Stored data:
* * *

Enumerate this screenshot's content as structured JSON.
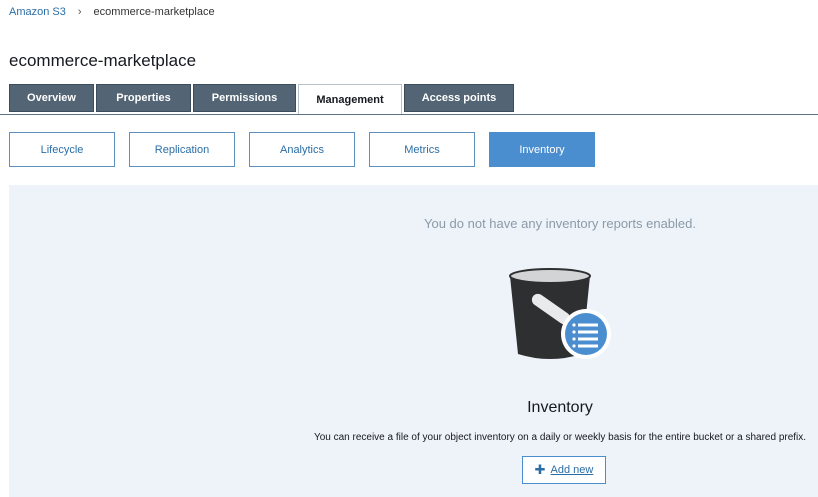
{
  "breadcrumb": {
    "root": "Amazon S3",
    "separator": "›",
    "current": "ecommerce-marketplace"
  },
  "page_title": "ecommerce-marketplace",
  "tabs": [
    {
      "label": "Overview",
      "active": false
    },
    {
      "label": "Properties",
      "active": false
    },
    {
      "label": "Permissions",
      "active": false
    },
    {
      "label": "Management",
      "active": true
    },
    {
      "label": "Access points",
      "active": false
    }
  ],
  "subtabs": [
    {
      "label": "Lifecycle",
      "active": false
    },
    {
      "label": "Replication",
      "active": false
    },
    {
      "label": "Analytics",
      "active": false
    },
    {
      "label": "Metrics",
      "active": false
    },
    {
      "label": "Inventory",
      "active": true
    }
  ],
  "empty_state": {
    "message": "You do not have any inventory reports enabled.",
    "icon": "bucket-inventory-icon",
    "title": "Inventory",
    "description": "You can receive a file of your object inventory on a daily or weekly basis for the entire bucket or a shared prefix.",
    "add_button": {
      "icon": "plus-icon",
      "label": "Add new"
    }
  },
  "colors": {
    "tab_bg": "#536575",
    "accent": "#4a8ed0",
    "panel_bg": "#eef3f9",
    "link": "#2a6ea6"
  }
}
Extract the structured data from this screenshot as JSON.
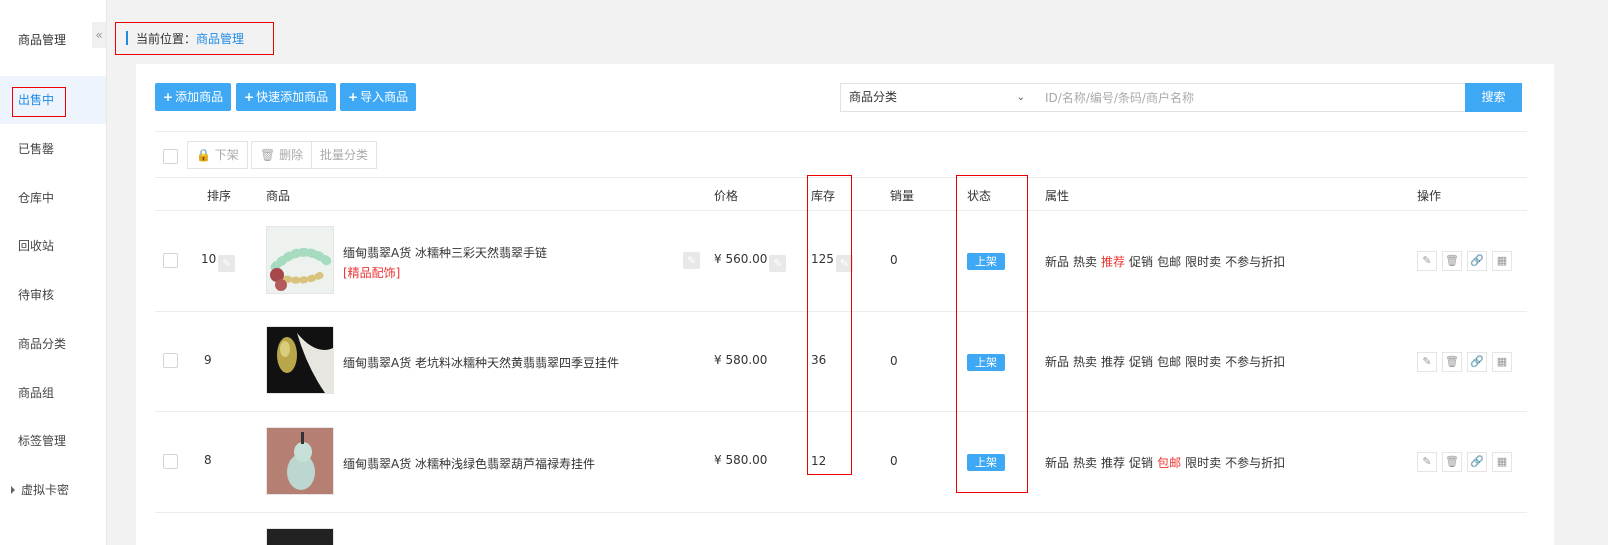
{
  "sidebar": {
    "title": "商品管理",
    "collapse_glyph": "«",
    "items": [
      {
        "label": "出售中"
      },
      {
        "label": "已售罄"
      },
      {
        "label": "仓库中"
      },
      {
        "label": "回收站"
      },
      {
        "label": "待审核"
      },
      {
        "label": "商品分类"
      },
      {
        "label": "商品组"
      },
      {
        "label": "标签管理"
      },
      {
        "label": "虚拟卡密"
      }
    ]
  },
  "breadcrumb": {
    "prefix": "当前位置：",
    "current": "商品管理"
  },
  "toolbar": {
    "add": "添加商品",
    "quick_add": "快速添加商品",
    "import": "导入商品",
    "category_select": "商品分类",
    "search_placeholder": "ID/名称/编号/条码/商户名称",
    "search": "搜索"
  },
  "bulk": {
    "off_shelf": "下架",
    "delete": "删除",
    "batch_category": "批量分类"
  },
  "columns": {
    "sort": "排序",
    "product": "商品",
    "price": "价格",
    "stock": "库存",
    "sales": "销量",
    "status": "状态",
    "attrs": "属性",
    "ops": "操作"
  },
  "rows": [
    {
      "sort": "10",
      "name": "缅甸翡翠A货 冰糯种三彩天然翡翠手链",
      "sub": "[精品配饰]",
      "price": "¥ 560.00",
      "stock": "125",
      "sales": "0",
      "status": "上架",
      "attrs": [
        "新品",
        "热卖",
        "推荐",
        "促销",
        "包邮",
        "限时卖",
        "不参与折扣"
      ],
      "highlight": "推荐"
    },
    {
      "sort": "9",
      "name": "缅甸翡翠A货 老坑料冰糯种天然黄翡翡翠四季豆挂件",
      "sub": "",
      "price": "¥ 580.00",
      "stock": "36",
      "sales": "0",
      "status": "上架",
      "attrs": [
        "新品",
        "热卖",
        "推荐",
        "促销",
        "包邮",
        "限时卖",
        "不参与折扣"
      ],
      "highlight": ""
    },
    {
      "sort": "8",
      "name": "缅甸翡翠A货 冰糯种浅绿色翡翠葫芦福禄寿挂件",
      "sub": "",
      "price": "¥ 580.00",
      "stock": "12",
      "sales": "0",
      "status": "上架",
      "attrs": [
        "新品",
        "热卖",
        "推荐",
        "促销",
        "包邮",
        "限时卖",
        "不参与折扣"
      ],
      "highlight": "包邮"
    }
  ],
  "icons": {
    "edit": "pencil-icon",
    "delete": "trash-icon",
    "link": "link-icon",
    "qrcode": "qrcode-icon"
  }
}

* * *

◆ Task instructions
In the copy, include no pictures; restate the listing above exactly.

◆ Answer to this problem
Enumerate this screenshot's content as structured JSON.
{
  "breadcrumb": {
    "root": "Amazon S3",
    "separator": "›",
    "current": "ecommerce-marketplace"
  },
  "page_title": "ecommerce-marketplace",
  "tabs": [
    {
      "label": "Overview",
      "active": false
    },
    {
      "label": "Properties",
      "active": false
    },
    {
      "label": "Permissions",
      "active": false
    },
    {
      "label": "Management",
      "active": true
    },
    {
      "label": "Access points",
      "active": false
    }
  ],
  "subtabs": [
    {
      "label": "Lifecycle",
      "active": false
    },
    {
      "label": "Replication",
      "active": false
    },
    {
      "label": "Analytics",
      "active": false
    },
    {
      "label": "Metrics",
      "active": false
    },
    {
      "label": "Inventory",
      "active": true
    }
  ],
  "empty_state": {
    "message": "You do not have any inventory reports enabled.",
    "icon": "bucket-inventory-icon",
    "title": "Inventory",
    "description": "You can receive a file of your object inventory on a daily or weekly basis for the entire bucket or a shared prefix.",
    "add_button": {
      "icon": "plus-icon",
      "label": "Add new"
    }
  },
  "colors": {
    "tab_bg": "#536575",
    "accent": "#4a8ed0",
    "panel_bg": "#eef3f9",
    "link": "#2a6ea6"
  }
}
Extract the structured data from this screenshot as JSON.
{
  "sidebar": {
    "title": "商品管理",
    "collapse_glyph": "«",
    "items": [
      {
        "label": "出售中"
      },
      {
        "label": "已售罄"
      },
      {
        "label": "仓库中"
      },
      {
        "label": "回收站"
      },
      {
        "label": "待审核"
      },
      {
        "label": "商品分类"
      },
      {
        "label": "商品组"
      },
      {
        "label": "标签管理"
      },
      {
        "label": "虚拟卡密"
      }
    ]
  },
  "breadcrumb": {
    "prefix": "当前位置：",
    "current": "商品管理"
  },
  "toolbar": {
    "add": "添加商品",
    "quick_add": "快速添加商品",
    "import": "导入商品",
    "category_select": "商品分类",
    "search_placeholder": "ID/名称/编号/条码/商户名称",
    "search": "搜索"
  },
  "bulk": {
    "off_shelf": "下架",
    "delete": "删除",
    "batch_category": "批量分类"
  },
  "columns": {
    "sort": "排序",
    "product": "商品",
    "price": "价格",
    "stock": "库存",
    "sales": "销量",
    "status": "状态",
    "attrs": "属性",
    "ops": "操作"
  },
  "rows": [
    {
      "sort": "10",
      "name": "缅甸翡翠A货 冰糯种三彩天然翡翠手链",
      "sub": "[精品配饰]",
      "price": "¥ 560.00",
      "stock": "125",
      "sales": "0",
      "status": "上架",
      "attrs": [
        "新品",
        "热卖",
        "推荐",
        "促销",
        "包邮",
        "限时卖",
        "不参与折扣"
      ],
      "highlight": "推荐"
    },
    {
      "sort": "9",
      "name": "缅甸翡翠A货 老坑料冰糯种天然黄翡翡翠四季豆挂件",
      "sub": "",
      "price": "¥ 580.00",
      "stock": "36",
      "sales": "0",
      "status": "上架",
      "attrs": [
        "新品",
        "热卖",
        "推荐",
        "促销",
        "包邮",
        "限时卖",
        "不参与折扣"
      ],
      "highlight": ""
    },
    {
      "sort": "8",
      "name": "缅甸翡翠A货 冰糯种浅绿色翡翠葫芦福禄寿挂件",
      "sub": "",
      "price": "¥ 580.00",
      "stock": "12",
      "sales": "0",
      "status": "上架",
      "attrs": [
        "新品",
        "热卖",
        "推荐",
        "促销",
        "包邮",
        "限时卖",
        "不参与折扣"
      ],
      "highlight": "包邮"
    }
  ],
  "icons": {
    "edit": "pencil-icon",
    "delete": "trash-icon",
    "link": "link-icon",
    "qrcode": "qrcode-icon"
  }
}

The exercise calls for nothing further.